TASK DETAILS: Tally the lines of the listing that contain the string "name". Give the number and nothing else.

RAW RECORDS:
=====

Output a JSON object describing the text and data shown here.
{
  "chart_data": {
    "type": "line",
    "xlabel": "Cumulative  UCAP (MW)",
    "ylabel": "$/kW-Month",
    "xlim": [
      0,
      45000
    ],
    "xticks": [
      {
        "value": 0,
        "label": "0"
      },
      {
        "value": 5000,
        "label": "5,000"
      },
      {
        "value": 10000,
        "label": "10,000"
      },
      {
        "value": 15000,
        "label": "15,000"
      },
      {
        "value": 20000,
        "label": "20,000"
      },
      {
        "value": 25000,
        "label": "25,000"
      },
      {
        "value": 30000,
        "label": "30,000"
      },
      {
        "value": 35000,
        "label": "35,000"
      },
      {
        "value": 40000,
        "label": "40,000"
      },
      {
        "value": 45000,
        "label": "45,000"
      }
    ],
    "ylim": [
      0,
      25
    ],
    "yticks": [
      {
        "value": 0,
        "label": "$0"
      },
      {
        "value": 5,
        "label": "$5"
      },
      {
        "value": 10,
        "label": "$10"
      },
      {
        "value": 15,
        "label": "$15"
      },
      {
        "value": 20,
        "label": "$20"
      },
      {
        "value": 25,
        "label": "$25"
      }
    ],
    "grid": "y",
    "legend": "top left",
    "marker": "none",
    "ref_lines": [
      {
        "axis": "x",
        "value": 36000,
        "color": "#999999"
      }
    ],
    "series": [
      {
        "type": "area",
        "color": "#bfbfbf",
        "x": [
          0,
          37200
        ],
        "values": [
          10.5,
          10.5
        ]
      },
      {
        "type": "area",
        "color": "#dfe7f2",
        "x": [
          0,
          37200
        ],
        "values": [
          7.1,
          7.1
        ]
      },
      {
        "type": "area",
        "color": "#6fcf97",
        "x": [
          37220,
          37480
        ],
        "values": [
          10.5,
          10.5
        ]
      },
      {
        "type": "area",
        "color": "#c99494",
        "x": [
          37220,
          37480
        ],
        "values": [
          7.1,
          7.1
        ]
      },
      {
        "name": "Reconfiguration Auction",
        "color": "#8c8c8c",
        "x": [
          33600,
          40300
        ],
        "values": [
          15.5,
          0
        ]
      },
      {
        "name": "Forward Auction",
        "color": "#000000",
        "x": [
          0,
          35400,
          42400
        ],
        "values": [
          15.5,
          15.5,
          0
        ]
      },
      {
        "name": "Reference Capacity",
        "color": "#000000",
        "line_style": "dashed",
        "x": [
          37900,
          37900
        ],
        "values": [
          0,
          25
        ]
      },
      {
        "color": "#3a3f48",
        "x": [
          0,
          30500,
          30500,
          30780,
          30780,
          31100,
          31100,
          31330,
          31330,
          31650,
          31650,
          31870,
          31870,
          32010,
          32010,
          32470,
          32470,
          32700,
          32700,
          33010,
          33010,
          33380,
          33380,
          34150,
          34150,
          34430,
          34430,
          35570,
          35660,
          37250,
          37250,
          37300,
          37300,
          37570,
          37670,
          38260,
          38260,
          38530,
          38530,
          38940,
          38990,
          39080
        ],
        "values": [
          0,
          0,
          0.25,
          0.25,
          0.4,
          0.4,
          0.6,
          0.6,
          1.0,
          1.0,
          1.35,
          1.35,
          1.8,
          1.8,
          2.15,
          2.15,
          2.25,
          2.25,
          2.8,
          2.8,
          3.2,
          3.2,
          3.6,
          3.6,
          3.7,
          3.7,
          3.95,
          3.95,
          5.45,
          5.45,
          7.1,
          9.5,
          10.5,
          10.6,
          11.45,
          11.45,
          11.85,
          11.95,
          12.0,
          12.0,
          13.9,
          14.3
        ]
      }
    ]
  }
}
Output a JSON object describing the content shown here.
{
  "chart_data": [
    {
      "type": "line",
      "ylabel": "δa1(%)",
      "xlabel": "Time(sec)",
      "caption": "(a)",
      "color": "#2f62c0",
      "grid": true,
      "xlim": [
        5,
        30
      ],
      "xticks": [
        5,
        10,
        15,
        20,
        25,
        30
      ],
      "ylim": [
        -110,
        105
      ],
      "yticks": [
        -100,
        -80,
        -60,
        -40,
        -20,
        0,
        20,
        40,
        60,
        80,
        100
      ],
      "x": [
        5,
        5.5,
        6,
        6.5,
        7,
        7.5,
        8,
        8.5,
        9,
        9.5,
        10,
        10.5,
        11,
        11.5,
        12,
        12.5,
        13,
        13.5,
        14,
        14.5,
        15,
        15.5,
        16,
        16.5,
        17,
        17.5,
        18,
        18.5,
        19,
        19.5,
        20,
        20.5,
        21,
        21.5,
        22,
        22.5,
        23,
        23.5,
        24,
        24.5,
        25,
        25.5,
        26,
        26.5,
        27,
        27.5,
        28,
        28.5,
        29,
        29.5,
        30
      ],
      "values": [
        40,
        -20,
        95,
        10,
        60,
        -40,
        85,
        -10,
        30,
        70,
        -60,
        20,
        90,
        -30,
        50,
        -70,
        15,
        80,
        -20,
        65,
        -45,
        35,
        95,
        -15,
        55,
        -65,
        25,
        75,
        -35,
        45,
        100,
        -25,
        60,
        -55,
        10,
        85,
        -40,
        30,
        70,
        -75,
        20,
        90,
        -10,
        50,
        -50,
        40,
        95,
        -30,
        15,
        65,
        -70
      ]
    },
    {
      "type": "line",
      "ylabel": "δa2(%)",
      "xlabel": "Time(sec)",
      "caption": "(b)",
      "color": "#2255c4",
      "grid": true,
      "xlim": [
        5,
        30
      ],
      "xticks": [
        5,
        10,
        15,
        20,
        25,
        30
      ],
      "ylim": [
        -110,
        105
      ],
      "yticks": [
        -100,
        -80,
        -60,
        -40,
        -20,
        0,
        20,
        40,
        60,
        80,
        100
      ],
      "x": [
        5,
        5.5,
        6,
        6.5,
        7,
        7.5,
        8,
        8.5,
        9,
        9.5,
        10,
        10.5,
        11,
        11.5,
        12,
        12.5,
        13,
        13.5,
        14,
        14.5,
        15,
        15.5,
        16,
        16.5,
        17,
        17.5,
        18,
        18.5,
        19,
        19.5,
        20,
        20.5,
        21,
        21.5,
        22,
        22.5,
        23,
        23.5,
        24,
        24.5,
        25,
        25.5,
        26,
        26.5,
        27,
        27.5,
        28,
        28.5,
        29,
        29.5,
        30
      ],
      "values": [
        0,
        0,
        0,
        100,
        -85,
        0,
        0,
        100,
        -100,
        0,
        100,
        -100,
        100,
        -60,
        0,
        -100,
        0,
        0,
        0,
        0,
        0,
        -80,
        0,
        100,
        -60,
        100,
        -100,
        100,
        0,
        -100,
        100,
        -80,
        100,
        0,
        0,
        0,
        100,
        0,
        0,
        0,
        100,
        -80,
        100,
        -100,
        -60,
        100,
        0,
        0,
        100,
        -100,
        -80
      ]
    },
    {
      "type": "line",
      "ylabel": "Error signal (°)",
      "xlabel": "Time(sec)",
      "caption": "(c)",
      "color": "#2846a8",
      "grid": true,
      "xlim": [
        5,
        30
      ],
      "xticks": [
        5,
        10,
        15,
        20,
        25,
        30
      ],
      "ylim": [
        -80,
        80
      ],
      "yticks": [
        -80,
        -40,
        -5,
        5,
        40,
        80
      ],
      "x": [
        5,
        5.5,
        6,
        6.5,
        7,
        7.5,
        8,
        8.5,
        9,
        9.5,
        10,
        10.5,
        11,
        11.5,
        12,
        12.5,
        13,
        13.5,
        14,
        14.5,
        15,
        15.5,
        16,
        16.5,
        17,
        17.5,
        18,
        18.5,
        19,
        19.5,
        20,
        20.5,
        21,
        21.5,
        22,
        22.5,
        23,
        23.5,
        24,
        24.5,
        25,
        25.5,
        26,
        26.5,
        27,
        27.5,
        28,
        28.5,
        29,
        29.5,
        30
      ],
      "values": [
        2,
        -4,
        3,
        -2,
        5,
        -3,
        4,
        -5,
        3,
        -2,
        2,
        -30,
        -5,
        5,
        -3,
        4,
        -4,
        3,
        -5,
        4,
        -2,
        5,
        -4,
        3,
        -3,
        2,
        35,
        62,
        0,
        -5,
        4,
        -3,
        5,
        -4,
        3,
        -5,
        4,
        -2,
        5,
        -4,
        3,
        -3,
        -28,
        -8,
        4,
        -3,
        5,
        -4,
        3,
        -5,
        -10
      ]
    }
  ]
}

=====

FINISHED ANSWER: 3